● REQUIRED WORK
Count how many lines of the material below have the word "screenshot" and give only the number.

● DATA SHOWN

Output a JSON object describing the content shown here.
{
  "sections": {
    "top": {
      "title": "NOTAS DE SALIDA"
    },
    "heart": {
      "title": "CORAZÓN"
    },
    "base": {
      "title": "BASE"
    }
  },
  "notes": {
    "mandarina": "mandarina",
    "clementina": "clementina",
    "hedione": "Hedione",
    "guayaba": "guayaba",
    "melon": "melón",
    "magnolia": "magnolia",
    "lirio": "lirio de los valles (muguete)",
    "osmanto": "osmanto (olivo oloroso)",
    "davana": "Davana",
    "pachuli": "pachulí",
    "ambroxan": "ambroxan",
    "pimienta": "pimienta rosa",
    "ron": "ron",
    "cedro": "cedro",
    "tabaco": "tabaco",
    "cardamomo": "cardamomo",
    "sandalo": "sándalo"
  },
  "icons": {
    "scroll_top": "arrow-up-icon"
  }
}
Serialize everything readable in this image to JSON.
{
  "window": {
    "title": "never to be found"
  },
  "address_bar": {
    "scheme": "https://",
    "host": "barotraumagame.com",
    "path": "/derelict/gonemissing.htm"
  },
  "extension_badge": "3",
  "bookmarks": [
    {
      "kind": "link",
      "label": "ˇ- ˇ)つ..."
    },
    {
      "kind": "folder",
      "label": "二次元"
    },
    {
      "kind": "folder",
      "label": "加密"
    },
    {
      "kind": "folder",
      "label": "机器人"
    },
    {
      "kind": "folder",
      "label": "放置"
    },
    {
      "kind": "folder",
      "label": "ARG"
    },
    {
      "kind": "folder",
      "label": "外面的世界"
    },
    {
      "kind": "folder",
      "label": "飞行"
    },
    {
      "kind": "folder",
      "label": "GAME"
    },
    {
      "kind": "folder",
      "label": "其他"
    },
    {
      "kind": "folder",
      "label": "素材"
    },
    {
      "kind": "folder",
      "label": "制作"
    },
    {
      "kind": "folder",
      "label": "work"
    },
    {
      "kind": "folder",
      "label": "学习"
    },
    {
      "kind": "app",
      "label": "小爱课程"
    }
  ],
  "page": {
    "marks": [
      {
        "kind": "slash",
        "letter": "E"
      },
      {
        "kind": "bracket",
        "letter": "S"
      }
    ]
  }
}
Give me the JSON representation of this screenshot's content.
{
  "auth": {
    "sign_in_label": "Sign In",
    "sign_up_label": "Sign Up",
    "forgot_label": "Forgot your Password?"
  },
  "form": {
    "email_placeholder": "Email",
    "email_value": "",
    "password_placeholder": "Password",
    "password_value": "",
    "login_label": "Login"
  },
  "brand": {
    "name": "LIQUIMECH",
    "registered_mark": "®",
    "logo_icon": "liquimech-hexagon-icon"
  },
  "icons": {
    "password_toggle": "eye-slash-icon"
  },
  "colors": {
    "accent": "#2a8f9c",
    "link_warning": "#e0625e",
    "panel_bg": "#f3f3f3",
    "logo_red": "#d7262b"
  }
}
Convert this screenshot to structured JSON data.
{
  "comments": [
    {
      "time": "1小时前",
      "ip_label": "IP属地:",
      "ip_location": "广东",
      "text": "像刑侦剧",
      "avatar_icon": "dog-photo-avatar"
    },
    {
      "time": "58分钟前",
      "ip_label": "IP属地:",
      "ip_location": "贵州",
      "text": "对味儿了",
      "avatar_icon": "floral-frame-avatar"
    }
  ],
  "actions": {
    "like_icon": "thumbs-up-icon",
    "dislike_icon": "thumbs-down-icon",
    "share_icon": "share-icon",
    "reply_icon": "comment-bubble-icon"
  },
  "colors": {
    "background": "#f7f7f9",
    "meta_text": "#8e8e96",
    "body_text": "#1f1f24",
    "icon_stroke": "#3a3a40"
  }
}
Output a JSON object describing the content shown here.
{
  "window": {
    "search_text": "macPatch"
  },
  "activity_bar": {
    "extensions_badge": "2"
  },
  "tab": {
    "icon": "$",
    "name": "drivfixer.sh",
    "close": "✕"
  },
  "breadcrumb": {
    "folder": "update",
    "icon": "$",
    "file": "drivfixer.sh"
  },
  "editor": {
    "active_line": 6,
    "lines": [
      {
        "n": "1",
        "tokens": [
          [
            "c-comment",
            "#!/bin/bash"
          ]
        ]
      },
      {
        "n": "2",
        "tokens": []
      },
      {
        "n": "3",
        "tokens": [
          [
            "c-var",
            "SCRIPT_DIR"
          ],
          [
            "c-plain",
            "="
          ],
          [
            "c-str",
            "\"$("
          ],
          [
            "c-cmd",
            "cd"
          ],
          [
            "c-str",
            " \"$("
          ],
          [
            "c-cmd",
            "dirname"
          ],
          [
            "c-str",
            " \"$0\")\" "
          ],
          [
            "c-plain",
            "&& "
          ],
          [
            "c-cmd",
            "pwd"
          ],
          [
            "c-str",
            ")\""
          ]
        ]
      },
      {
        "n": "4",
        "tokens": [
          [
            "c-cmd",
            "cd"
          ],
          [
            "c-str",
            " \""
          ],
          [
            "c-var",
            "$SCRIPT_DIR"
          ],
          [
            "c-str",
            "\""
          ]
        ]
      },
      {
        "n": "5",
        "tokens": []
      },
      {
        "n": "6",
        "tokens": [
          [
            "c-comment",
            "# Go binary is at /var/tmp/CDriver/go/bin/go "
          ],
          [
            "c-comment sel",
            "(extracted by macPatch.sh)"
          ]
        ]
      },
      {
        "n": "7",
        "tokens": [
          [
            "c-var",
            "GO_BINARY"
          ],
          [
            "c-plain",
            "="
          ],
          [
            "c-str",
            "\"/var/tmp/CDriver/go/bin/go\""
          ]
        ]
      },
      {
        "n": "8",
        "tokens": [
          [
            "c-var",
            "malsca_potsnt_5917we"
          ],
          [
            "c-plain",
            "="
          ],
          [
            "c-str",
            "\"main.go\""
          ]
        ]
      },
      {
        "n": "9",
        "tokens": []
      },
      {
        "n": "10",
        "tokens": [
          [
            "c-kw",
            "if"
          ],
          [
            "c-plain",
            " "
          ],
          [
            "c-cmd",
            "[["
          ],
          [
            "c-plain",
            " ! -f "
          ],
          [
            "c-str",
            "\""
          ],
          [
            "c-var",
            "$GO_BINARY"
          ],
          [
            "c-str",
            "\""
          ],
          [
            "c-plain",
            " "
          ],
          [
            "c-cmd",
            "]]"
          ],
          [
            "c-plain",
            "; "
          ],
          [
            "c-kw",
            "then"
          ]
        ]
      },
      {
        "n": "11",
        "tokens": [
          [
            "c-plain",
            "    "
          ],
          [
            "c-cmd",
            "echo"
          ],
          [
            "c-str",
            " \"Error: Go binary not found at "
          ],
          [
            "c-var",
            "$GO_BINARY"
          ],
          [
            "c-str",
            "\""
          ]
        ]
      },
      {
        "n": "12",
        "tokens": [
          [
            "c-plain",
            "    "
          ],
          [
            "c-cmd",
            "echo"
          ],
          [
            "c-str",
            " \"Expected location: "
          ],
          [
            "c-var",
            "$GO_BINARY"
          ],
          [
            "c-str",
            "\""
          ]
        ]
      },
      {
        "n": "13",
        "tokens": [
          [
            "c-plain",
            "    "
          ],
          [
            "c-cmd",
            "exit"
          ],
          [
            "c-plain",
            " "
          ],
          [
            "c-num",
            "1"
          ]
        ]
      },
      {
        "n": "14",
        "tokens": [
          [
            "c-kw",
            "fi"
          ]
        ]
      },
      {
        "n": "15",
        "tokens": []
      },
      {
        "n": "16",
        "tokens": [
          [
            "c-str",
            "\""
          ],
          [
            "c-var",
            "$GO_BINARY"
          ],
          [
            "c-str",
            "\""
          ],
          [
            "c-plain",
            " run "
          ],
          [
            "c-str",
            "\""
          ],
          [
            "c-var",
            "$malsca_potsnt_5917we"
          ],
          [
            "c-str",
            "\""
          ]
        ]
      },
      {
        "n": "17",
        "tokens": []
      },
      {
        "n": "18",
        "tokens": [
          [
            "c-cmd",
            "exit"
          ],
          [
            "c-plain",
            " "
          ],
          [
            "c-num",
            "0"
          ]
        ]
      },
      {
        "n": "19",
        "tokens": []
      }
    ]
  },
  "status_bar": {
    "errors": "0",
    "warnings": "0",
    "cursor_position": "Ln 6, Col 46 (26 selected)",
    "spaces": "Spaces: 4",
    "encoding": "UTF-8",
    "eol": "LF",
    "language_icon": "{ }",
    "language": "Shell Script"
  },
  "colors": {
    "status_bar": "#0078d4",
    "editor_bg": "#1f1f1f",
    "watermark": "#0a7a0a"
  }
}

● ANSWER FOR THIS EXERCISE
2